What you should do:
In the passage on marijuana use and driving, which earlier study is the perceived-dangerousness finding said to replicate?
Source passage START
The present study examined predictors of the frequency of DASM and likelihood of SMWD in a community sample of regular marijuana users. Our results revealed one risk factor that was relevant for both greater frequency of DASM and higher likelihood that an individual reported SMWD: perceived peer norms (i.e., belief that fewer friends would disapprove of driving while under the influence of marijuana and would ride with a driver under the influence of marijuana). We also found evidence of a unique predictor of DASM: perception that driving while under the influence of marijuana was less dangerous—reflected by lower scores on a measure of perceived dangerousness of driving under the influence of marijuana—was associated with greater frequency of DASM. This finding replicates outcomes from previous research indicating that perceived dangerousness was linked with driving while under the influence of marijuana (Arterberry et al., 2013). Together, these results suggest that perceived normative beliefs and perceived dangerousness regarding driving while under the influence of marijuana may both be key components contributing to the decision to DASM or SMWD. Targeting perceptions regarding driving under the influence of marijuana as a normative behavior, and one that is not dangerous, may serve to decrease this risk behavior.
Source passage END
Extracted data START
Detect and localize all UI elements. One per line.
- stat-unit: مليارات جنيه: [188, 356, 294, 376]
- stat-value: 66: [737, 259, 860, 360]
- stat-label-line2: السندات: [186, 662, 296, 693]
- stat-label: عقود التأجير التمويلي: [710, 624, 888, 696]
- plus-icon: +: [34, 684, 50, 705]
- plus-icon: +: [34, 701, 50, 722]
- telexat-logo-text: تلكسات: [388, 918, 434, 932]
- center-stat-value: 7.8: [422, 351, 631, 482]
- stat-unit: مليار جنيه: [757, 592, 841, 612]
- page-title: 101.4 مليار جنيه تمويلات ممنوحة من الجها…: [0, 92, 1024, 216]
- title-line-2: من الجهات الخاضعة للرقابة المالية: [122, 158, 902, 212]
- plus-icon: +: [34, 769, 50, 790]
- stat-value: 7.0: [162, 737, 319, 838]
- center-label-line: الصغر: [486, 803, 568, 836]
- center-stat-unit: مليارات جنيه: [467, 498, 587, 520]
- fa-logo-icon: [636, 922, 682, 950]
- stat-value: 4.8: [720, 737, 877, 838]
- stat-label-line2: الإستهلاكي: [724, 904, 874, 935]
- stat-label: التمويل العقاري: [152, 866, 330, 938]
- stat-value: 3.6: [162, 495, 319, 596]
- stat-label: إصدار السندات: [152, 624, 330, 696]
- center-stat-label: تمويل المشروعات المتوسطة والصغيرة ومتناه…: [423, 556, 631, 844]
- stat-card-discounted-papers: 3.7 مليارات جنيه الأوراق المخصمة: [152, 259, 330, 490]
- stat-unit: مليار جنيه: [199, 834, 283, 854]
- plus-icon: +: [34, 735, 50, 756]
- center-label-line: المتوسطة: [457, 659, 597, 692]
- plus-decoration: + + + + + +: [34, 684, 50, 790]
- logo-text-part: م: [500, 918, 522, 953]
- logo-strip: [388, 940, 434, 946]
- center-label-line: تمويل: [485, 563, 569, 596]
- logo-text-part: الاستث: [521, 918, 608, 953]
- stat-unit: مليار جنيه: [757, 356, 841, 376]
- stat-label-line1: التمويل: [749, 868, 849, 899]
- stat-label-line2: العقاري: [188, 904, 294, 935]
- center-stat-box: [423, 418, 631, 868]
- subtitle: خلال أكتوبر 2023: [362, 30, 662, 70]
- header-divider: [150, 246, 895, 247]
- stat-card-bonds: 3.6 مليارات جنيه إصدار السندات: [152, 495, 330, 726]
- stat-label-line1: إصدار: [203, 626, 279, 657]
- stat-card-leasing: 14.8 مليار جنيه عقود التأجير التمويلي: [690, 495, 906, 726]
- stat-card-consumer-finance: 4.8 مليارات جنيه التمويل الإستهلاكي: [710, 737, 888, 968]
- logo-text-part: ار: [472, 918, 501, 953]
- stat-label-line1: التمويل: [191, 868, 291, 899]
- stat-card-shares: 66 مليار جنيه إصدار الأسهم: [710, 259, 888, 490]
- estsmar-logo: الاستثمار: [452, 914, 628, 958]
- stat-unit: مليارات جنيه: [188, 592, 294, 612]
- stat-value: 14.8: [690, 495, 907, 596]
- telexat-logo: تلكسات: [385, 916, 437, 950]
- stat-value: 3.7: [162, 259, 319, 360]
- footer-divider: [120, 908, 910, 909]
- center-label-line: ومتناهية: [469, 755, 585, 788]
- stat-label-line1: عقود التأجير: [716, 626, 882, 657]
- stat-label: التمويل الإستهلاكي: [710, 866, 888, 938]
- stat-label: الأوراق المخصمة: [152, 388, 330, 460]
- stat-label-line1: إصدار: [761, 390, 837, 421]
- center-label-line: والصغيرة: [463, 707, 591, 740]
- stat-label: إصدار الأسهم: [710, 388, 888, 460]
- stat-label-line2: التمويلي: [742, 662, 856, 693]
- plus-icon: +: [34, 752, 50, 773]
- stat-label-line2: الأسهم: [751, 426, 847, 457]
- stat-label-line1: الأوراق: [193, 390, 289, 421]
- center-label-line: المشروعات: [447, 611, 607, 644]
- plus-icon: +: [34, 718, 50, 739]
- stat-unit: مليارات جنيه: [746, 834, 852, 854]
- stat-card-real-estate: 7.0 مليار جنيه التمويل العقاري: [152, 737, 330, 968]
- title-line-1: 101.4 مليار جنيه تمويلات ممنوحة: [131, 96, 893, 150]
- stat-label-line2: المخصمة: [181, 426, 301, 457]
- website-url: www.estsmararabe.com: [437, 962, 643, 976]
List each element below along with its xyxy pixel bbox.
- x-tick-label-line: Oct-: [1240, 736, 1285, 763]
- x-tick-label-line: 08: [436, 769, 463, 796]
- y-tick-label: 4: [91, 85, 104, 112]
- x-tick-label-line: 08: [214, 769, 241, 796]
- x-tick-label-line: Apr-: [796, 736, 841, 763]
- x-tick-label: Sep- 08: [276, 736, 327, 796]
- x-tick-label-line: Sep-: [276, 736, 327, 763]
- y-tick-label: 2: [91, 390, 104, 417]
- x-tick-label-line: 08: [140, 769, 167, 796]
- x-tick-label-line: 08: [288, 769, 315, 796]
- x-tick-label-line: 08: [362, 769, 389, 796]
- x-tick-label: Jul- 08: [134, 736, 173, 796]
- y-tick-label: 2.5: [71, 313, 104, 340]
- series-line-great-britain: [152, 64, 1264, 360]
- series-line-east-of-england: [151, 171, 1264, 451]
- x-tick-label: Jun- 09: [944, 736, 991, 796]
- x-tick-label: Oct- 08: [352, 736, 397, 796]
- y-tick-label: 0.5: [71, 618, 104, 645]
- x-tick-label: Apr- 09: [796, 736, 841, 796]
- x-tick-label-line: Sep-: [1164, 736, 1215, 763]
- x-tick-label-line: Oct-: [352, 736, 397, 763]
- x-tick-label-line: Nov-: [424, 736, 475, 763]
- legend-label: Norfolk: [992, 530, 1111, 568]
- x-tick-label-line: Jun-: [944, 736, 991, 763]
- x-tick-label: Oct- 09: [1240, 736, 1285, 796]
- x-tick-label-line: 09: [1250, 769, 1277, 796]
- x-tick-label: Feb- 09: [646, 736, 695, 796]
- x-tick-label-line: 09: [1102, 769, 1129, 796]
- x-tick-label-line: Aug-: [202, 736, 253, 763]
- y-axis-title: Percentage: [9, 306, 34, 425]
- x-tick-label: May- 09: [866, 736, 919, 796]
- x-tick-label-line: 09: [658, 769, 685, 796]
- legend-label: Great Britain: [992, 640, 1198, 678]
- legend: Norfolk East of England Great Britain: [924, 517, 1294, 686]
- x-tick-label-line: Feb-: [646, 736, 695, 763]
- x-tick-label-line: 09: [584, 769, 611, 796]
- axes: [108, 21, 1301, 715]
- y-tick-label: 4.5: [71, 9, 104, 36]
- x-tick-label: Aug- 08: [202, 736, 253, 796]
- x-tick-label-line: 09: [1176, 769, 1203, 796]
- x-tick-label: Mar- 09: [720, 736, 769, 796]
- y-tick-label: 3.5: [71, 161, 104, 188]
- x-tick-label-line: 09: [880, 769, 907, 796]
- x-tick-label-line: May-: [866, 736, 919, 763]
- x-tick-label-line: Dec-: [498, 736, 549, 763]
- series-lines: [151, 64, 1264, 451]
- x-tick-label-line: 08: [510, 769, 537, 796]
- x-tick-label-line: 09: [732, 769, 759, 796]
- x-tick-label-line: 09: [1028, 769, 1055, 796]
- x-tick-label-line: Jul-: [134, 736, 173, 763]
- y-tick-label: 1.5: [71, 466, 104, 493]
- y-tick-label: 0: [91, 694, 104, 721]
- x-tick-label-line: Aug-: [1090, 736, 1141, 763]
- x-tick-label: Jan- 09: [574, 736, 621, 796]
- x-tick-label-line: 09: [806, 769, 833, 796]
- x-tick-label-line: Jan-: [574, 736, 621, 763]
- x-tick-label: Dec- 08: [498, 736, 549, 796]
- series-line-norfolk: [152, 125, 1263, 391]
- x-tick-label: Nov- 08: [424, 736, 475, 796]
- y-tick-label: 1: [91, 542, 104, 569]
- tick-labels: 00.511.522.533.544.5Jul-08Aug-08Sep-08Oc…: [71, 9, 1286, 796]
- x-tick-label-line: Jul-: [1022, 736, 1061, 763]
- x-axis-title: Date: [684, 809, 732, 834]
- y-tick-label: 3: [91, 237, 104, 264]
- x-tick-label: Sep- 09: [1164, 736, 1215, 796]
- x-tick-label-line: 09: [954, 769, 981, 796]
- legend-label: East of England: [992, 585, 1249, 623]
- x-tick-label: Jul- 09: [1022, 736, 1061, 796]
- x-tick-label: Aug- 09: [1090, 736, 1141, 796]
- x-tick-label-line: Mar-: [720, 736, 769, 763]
Extracted data END
Your response:
Arterberry et al., 2013